■ PROMPT: Print all the entries verbatim.

━━━━━━

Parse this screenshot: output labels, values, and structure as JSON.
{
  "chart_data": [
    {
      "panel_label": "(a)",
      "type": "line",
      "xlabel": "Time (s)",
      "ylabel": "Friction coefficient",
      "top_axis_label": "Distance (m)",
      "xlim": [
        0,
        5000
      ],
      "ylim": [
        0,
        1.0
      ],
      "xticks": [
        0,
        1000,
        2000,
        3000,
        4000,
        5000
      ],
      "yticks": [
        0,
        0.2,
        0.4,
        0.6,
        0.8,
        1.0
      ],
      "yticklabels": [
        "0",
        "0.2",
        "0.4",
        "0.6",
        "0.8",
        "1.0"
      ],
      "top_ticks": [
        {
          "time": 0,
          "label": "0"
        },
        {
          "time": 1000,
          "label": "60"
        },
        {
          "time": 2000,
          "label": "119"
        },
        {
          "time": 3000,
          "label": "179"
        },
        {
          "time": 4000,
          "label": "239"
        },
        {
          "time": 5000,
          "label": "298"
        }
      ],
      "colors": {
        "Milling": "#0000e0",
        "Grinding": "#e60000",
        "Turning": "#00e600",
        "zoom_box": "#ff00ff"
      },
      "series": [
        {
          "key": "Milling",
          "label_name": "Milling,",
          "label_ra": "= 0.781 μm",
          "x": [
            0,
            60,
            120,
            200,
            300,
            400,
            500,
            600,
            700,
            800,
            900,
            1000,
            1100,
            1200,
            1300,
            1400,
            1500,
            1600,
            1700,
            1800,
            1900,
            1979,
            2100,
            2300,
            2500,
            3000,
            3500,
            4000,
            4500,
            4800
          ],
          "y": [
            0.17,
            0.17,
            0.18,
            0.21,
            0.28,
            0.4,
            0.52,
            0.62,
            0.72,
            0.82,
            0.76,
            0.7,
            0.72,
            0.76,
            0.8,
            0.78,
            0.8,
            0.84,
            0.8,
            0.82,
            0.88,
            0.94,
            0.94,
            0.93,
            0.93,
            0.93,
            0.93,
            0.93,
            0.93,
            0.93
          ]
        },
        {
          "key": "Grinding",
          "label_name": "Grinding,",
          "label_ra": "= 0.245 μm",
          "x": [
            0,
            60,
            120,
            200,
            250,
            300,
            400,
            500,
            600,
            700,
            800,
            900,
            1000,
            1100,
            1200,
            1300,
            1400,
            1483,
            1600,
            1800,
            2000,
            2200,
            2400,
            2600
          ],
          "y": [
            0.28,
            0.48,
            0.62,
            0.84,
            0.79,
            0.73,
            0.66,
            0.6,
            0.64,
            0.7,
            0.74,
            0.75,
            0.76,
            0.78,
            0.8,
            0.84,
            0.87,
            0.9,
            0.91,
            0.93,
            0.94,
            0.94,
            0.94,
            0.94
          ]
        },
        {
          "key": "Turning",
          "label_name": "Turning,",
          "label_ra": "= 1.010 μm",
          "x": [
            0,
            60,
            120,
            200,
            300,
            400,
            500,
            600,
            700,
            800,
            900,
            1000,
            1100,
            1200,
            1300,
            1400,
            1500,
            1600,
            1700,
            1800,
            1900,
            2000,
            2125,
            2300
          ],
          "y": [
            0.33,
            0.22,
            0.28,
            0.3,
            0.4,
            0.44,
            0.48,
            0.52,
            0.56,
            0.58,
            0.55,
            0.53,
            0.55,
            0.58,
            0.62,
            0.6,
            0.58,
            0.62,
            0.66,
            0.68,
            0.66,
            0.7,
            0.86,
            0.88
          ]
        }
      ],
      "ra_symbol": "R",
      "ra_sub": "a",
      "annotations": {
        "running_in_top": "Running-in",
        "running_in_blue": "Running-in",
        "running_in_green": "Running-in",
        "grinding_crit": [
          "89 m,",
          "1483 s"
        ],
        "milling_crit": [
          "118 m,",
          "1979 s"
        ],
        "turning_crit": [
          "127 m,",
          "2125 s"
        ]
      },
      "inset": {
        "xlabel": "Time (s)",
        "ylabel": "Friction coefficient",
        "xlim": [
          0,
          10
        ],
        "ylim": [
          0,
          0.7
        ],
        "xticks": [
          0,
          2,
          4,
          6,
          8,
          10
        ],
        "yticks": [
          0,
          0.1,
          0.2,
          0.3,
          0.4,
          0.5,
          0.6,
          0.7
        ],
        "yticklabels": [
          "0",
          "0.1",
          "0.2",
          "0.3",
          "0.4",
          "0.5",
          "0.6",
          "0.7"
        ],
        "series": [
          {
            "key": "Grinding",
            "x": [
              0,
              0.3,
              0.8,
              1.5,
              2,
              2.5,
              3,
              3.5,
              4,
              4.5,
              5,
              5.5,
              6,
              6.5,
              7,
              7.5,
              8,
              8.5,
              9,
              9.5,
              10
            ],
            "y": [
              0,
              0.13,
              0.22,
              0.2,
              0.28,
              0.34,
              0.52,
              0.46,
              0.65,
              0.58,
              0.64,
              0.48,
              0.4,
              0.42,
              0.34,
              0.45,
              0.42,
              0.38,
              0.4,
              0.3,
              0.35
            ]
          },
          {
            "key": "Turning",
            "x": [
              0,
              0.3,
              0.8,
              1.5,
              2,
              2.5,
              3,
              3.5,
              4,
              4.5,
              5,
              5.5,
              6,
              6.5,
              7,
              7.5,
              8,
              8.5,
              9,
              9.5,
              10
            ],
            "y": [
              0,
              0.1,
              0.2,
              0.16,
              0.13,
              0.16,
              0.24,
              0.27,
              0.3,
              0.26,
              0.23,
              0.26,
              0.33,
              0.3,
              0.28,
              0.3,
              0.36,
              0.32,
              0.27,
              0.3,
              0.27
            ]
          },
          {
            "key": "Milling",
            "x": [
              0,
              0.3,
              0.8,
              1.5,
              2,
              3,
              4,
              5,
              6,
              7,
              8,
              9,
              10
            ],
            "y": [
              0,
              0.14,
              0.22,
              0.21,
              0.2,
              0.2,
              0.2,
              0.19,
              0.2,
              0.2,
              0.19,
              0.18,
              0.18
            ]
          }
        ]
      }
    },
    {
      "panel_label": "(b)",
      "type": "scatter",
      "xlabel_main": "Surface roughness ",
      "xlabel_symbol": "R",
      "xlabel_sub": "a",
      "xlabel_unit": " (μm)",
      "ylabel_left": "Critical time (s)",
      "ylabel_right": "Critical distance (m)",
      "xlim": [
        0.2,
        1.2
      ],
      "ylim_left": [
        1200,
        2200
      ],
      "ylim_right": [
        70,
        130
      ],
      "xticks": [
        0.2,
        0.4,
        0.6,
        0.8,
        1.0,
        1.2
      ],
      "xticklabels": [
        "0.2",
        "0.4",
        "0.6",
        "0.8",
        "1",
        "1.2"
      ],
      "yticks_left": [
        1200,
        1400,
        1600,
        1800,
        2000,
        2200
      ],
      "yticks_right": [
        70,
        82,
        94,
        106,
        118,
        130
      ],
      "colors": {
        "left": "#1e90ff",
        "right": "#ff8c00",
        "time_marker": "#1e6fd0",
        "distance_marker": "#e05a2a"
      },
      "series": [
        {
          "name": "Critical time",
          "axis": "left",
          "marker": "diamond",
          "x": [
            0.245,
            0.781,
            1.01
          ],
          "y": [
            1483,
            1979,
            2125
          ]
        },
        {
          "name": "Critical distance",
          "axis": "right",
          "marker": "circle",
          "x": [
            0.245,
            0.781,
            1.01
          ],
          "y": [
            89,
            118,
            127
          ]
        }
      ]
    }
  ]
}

━━━━━━

■ RESPONSE:
Parse this screenshot: output labels, values, and structure as JSON.
{
  "chart_data": [
    {
      "panel_label": "(a)",
      "type": "line",
      "xlabel": "Time (s)",
      "ylabel": "Friction coefficient",
      "top_axis_label": "Distance (m)",
      "xlim": [
        0,
        5000
      ],
      "ylim": [
        0,
        1.0
      ],
      "xticks": [
        0,
        1000,
        2000,
        3000,
        4000,
        5000
      ],
      "yticks": [
        0,
        0.2,
        0.4,
        0.6,
        0.8,
        1.0
      ],
      "yticklabels": [
        "0",
        "0.2",
        "0.4",
        "0.6",
        "0.8",
        "1.0"
      ],
      "top_ticks": [
        {
          "time": 0,
          "label": "0"
        },
        {
          "time": 1000,
          "label": "60"
        },
        {
          "time": 2000,
          "label": "119"
        },
        {
          "time": 3000,
          "label": "179"
        },
        {
          "time": 4000,
          "label": "239"
        },
        {
          "time": 5000,
          "label": "298"
        }
      ],
      "colors": {
        "Milling": "#0000e0",
        "Grinding": "#e60000",
        "Turning": "#00e600",
        "zoom_box": "#ff00ff"
      },
      "series": [
        {
          "key": "Milling",
          "label_name": "Milling,",
          "label_ra": "= 0.781 μm",
          "x": [
            0,
            60,
            120,
            200,
            300,
            400,
            500,
            600,
            700,
            800,
            900,
            1000,
            1100,
            1200,
            1300,
            1400,
            1500,
            1600,
            1700,
            1800,
            1900,
            1979,
            2100,
            2300,
            2500,
            3000,
            3500,
            4000,
            4500,
            4800
          ],
          "y": [
            0.17,
            0.17,
            0.18,
            0.21,
            0.28,
            0.4,
            0.52,
            0.62,
            0.72,
            0.82,
            0.76,
            0.7,
            0.72,
            0.76,
            0.8,
            0.78,
            0.8,
            0.84,
            0.8,
            0.82,
            0.88,
            0.94,
            0.94,
            0.93,
            0.93,
            0.93,
            0.93,
            0.93,
            0.93,
            0.93
          ]
        },
        {
          "key": "Grinding",
          "label_name": "Grinding,",
          "label_ra": "= 0.245 μm",
          "x": [
            0,
            60,
            120,
            200,
            250,
            300,
            400,
            500,
            600,
            700,
            800,
            900,
            1000,
            1100,
            1200,
            1300,
            1400,
            1483,
            1600,
            1800,
            2000,
            2200,
            2400,
            2600
          ],
          "y": [
            0.28,
            0.48,
            0.62,
            0.84,
            0.79,
            0.73,
            0.66,
            0.6,
            0.64,
            0.7,
            0.74,
            0.75,
            0.76,
            0.78,
            0.8,
            0.84,
            0.87,
            0.9,
            0.91,
            0.93,
            0.94,
            0.94,
            0.94,
            0.94
          ]
        },
        {
          "key": "Turning",
          "label_name": "Turning,",
          "label_ra": "= 1.010 μm",
          "x": [
            0,
            60,
            120,
            200,
            300,
            400,
            500,
            600,
            700,
            800,
            900,
            1000,
            1100,
            1200,
            1300,
            1400,
            1500,
            1600,
            1700,
            1800,
            1900,
            2000,
            2125,
            2300
          ],
          "y": [
            0.33,
            0.22,
            0.28,
            0.3,
            0.4,
            0.44,
            0.48,
            0.52,
            0.56,
            0.58,
            0.55,
            0.53,
            0.55,
            0.58,
            0.62,
            0.6,
            0.58,
            0.62,
            0.66,
            0.68,
            0.66,
            0.7,
            0.86,
            0.88
          ]
        }
      ],
      "ra_symbol": "R",
      "ra_sub": "a",
      "annotations": {
        "running_in_top": "Running-in",
        "running_in_blue": "Running-in",
        "running_in_green": "Running-in",
        "grinding_crit": [
          "89 m,",
          "1483 s"
        ],
        "milling_crit": [
          "118 m,",
          "1979 s"
        ],
        "turning_crit": [
          "127 m,",
          "2125 s"
        ]
      },
      "inset": {
        "xlabel": "Time (s)",
        "ylabel": "Friction coefficient",
        "xlim": [
          0,
          10
        ],
        "ylim": [
          0,
          0.7
        ],
        "xticks": [
          0,
          2,
          4,
          6,
          8,
          10
        ],
        "yticks": [
          0,
          0.1,
          0.2,
          0.3,
          0.4,
          0.5,
          0.6,
          0.7
        ],
        "yticklabels": [
          "0",
          "0.1",
          "0.2",
          "0.3",
          "0.4",
          "0.5",
          "0.6",
          "0.7"
        ],
        "series": [
          {
            "key": "Grinding",
            "x": [
              0,
              0.3,
              0.8,
              1.5,
              2,
              2.5,
              3,
              3.5,
              4,
              4.5,
              5,
              5.5,
              6,
              6.5,
              7,
              7.5,
              8,
              8.5,
              9,
              9.5,
              10
            ],
            "y": [
              0,
              0.13,
              0.22,
              0.2,
              0.28,
              0.34,
              0.52,
              0.46,
              0.65,
              0.58,
              0.64,
              0.48,
              0.4,
              0.42,
              0.34,
              0.45,
              0.42,
              0.38,
              0.4,
              0.3,
              0.35
            ]
          },
          {
            "key": "Turning",
            "x": [
              0,
              0.3,
              0.8,
              1.5,
              2,
              2.5,
              3,
              3.5,
              4,
              4.5,
              5,
              5.5,
              6,
              6.5,
              7,
              7.5,
              8,
              8.5,
              9,
              9.5,
              10
            ],
            "y": [
              0,
              0.1,
              0.2,
              0.16,
              0.13,
              0.16,
              0.24,
              0.27,
              0.3,
              0.26,
              0.23,
              0.26,
              0.33,
              0.3,
              0.28,
              0.3,
              0.36,
              0.32,
              0.27,
              0.3,
              0.27
            ]
          },
          {
            "key": "Milling",
            "x": [
              0,
              0.3,
              0.8,
              1.5,
              2,
              3,
              4,
              5,
              6,
              7,
              8,
              9,
              10
            ],
            "y": [
              0,
              0.14,
              0.22,
              0.21,
              0.2,
              0.2,
              0.2,
              0.19,
              0.2,
              0.2,
              0.19,
              0.18,
              0.18
            ]
          }
        ]
      }
    },
    {
      "panel_label": "(b)",
      "type": "scatter",
      "xlabel_main": "Surface roughness ",
      "xlabel_symbol": "R",
      "xlabel_sub": "a",
      "xlabel_unit": " (μm)",
      "ylabel_left": "Critical time (s)",
      "ylabel_right": "Critical distance (m)",
      "xlim": [
        0.2,
        1.2
      ],
      "ylim_left": [
        1200,
        2200
      ],
      "ylim_right": [
        70,
        130
      ],
      "xticks": [
        0.2,
        0.4,
        0.6,
        0.8,
        1.0,
        1.2
      ],
      "xticklabels": [
        "0.2",
        "0.4",
        "0.6",
        "0.8",
        "1",
        "1.2"
      ],
      "yticks_left": [
        1200,
        1400,
        1600,
        1800,
        2000,
        2200
      ],
      "yticks_right": [
        70,
        82,
        94,
        106,
        118,
        130
      ],
      "colors": {
        "left": "#1e90ff",
        "right": "#ff8c00",
        "time_marker": "#1e6fd0",
        "distance_marker": "#e05a2a"
      },
      "series": [
        {
          "name": "Critical time",
          "axis": "left",
          "marker": "diamond",
          "x": [
            0.245,
            0.781,
            1.01
          ],
          "y": [
            1483,
            1979,
            2125
          ]
        },
        {
          "name": "Critical distance",
          "axis": "right",
          "marker": "circle",
          "x": [
            0.245,
            0.781,
            1.01
          ],
          "y": [
            89,
            118,
            127
          ]
        }
      ]
    }
  ]
}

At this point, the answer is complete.